WORK TO BE COMPLETED: Select all lines with the string "Filter" in them, and copy those lines.

───── MATERIALS PROVIDED ─────

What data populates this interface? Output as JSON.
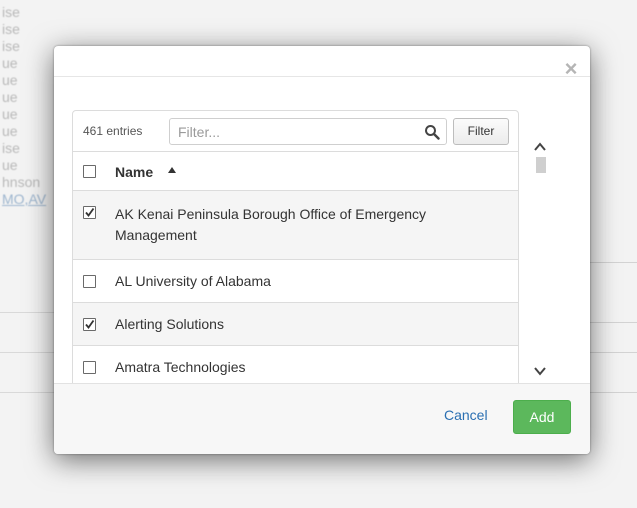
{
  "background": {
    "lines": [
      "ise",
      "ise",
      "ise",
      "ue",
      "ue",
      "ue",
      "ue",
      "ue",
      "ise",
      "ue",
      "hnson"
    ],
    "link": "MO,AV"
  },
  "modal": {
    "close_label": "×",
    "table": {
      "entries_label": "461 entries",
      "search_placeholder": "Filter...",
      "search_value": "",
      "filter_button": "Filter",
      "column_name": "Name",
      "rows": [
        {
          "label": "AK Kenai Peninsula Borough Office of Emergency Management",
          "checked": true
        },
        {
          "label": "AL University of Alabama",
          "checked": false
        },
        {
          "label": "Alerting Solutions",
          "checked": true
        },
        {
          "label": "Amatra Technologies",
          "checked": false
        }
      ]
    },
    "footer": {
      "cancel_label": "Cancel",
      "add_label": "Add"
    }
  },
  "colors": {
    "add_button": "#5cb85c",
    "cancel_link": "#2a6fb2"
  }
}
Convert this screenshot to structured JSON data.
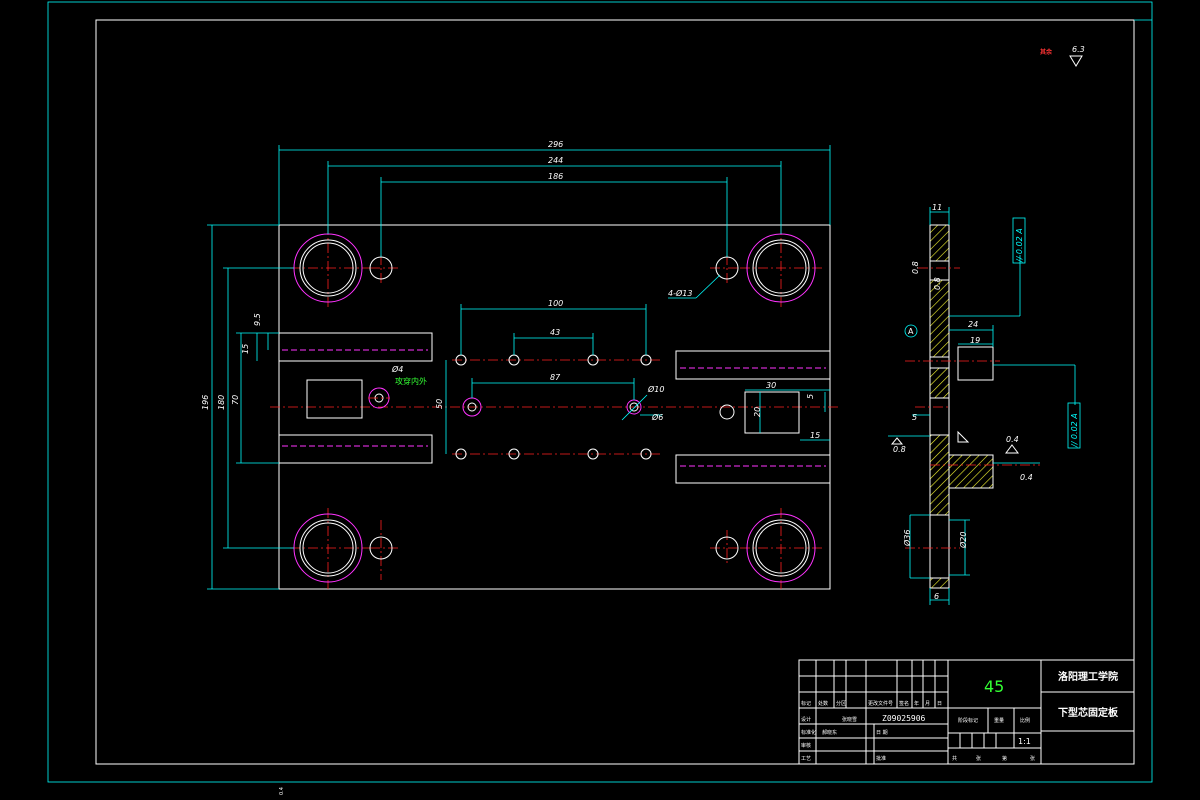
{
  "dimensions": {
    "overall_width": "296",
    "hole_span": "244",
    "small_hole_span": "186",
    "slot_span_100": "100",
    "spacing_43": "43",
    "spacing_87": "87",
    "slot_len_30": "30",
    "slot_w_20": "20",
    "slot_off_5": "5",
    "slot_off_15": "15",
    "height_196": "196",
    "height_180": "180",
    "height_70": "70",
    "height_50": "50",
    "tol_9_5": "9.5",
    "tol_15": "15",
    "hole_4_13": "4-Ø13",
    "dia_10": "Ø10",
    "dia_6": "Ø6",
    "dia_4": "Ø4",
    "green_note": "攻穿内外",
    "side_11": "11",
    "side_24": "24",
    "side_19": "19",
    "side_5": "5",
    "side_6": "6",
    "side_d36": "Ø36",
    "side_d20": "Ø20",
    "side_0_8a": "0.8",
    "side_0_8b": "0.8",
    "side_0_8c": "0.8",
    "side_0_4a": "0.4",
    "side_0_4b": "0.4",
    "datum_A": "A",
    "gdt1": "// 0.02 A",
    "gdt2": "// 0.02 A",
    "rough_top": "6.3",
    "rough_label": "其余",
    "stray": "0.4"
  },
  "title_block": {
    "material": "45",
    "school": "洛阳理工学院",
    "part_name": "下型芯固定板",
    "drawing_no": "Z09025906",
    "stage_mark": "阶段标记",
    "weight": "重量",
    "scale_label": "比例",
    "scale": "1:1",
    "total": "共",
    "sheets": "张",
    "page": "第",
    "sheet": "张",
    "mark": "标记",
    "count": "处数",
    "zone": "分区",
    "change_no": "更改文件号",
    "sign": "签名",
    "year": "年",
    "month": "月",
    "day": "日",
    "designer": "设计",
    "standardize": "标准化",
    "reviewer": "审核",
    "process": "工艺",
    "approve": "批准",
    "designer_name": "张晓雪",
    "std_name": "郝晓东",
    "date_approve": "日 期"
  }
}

─────
───── MATERIALS PROVIDED ─────

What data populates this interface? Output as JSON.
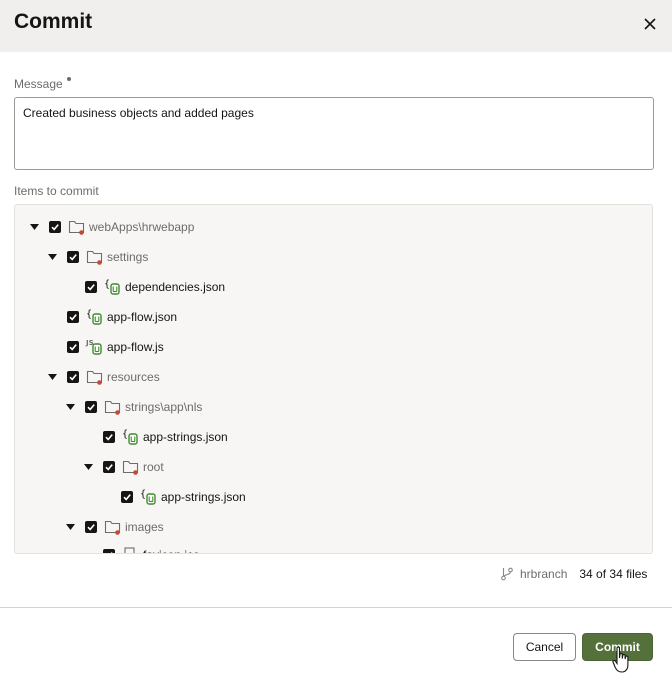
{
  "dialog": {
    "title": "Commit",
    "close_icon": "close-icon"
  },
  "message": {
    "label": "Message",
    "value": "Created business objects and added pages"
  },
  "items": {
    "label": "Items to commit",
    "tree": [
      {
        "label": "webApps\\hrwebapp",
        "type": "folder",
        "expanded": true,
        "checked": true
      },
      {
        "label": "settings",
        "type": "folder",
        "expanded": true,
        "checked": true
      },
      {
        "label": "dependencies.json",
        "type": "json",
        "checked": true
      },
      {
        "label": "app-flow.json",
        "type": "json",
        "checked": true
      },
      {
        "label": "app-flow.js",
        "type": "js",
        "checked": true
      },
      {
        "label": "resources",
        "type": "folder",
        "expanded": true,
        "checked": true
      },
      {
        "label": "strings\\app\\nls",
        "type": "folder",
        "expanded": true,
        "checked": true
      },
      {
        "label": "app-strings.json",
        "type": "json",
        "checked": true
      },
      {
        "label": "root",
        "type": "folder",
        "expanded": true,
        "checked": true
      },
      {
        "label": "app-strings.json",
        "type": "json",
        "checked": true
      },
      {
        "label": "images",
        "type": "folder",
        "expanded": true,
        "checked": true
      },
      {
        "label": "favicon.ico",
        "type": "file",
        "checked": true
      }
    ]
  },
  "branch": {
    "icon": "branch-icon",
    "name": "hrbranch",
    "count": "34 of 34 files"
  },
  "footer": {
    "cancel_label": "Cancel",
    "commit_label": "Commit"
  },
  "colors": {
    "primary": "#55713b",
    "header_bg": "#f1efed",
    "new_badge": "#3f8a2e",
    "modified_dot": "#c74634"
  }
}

─────

SOLUTION TO THE EXERCISE:
      "search_placeholder": "Filter...",
      "filter_button": "Filter",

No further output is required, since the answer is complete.